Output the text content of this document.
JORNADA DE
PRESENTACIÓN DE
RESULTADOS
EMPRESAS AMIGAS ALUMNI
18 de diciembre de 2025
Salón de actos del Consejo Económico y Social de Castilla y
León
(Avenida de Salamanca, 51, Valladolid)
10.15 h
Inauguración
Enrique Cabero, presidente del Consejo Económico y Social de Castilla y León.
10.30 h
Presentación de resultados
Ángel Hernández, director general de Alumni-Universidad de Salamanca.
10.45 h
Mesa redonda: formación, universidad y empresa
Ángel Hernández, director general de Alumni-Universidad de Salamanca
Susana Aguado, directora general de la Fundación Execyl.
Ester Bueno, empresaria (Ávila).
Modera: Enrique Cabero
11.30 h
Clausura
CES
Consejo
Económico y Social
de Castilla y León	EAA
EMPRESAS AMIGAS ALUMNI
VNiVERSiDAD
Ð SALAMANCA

§ **PROBLEM DESCRIPTION**
Restate the whole listing exactly, leaving out nothing.

§ **WORKED SOLUTION**
Output the text content of this document.
JORNADA DE
PRESENTACIÓN DE
RESULTADOS
EMPRESAS AMIGAS ALUMNI
18 de diciembre de 2025
Salón de actos del Consejo Económico y Social de Castilla y
León
(Avenida de Salamanca, 51, Valladolid)
10.15 h
Inauguración
Enrique Cabero, presidente del Consejo Económico y Social de Castilla y León.
10.30 h
Presentación de resultados
Ángel Hernández, director general de Alumni-Universidad de Salamanca.
10.45 h
Mesa redonda: formación, universidad y empresa
Ángel Hernández, director general de Alumni-Universidad de Salamanca
Susana Aguado, directora general de la Fundación Execyl.
Ester Bueno, empresaria (Ávila).
Modera: Enrique Cabero
11.30 h
Clausura
CES
Consejo
Económico y Social
de Castilla y León	EAA
EMPRESAS AMIGAS ALUMNI
VNiVERSiDAD
Ð SALAMANCA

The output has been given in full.